## WHAT IS NEEDED
From the listing below, pull out every line where the string "Tailus" appears.

## WORKING DATA
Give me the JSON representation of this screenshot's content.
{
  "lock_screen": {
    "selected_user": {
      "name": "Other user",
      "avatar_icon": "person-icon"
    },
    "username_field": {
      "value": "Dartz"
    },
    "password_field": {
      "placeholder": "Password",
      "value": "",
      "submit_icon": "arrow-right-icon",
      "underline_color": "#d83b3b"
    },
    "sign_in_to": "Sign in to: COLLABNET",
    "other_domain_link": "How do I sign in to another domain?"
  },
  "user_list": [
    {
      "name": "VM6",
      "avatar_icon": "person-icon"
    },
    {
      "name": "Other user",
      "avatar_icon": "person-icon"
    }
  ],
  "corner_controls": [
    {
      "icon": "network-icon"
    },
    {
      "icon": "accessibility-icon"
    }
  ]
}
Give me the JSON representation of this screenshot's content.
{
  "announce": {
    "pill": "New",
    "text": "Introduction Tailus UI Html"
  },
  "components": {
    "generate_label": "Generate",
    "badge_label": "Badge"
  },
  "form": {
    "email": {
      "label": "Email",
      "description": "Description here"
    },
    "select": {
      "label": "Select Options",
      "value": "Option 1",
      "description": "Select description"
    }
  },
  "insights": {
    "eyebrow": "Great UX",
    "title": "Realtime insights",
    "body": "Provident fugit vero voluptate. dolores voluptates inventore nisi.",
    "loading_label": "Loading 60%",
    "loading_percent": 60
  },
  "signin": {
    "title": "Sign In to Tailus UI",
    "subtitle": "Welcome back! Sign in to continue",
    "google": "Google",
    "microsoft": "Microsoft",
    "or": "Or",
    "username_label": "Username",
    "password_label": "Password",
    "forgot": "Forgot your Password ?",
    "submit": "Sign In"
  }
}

## OUTPUT OF THE TASK
    "text": "Introduction Tailus UI Html"
    "title": "Sign In to Tailus UI",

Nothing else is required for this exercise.